Which lines in the records contain the word "algorithmic"? Gather each of them and copy it out in full.

* * * * * * * * *

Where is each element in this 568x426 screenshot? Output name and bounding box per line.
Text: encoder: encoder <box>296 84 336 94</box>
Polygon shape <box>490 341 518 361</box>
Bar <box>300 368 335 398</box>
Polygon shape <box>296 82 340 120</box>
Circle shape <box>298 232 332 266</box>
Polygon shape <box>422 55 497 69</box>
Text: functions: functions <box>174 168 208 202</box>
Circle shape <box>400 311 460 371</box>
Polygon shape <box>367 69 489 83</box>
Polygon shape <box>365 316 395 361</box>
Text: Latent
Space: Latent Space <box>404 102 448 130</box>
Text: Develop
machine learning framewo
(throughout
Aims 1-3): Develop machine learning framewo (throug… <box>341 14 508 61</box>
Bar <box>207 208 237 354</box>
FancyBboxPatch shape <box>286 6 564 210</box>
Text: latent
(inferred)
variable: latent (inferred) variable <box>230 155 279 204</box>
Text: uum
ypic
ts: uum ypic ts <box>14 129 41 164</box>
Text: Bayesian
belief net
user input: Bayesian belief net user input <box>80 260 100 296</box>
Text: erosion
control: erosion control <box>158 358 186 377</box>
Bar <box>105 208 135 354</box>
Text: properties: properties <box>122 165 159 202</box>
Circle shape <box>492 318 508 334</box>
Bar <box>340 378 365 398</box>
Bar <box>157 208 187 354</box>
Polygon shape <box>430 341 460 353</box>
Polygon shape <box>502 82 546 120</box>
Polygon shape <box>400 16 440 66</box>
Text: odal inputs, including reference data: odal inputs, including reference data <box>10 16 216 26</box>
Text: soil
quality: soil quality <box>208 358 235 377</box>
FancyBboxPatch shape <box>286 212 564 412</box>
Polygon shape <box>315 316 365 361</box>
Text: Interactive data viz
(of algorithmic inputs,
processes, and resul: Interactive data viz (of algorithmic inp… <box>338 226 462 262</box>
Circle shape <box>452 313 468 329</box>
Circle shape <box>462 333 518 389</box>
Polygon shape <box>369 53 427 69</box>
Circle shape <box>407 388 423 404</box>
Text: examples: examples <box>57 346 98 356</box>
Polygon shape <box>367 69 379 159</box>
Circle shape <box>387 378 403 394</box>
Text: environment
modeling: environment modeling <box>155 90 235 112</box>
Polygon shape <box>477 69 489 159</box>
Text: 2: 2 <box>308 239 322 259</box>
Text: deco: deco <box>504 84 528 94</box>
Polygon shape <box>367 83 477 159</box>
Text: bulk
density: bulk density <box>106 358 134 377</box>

* * * * * * * * *

_Result for this exercise:_
(of algorithmic inputs,
processes, and resul: Interactive data viz (of algorithmic inp… <box>338 226 462 262</box>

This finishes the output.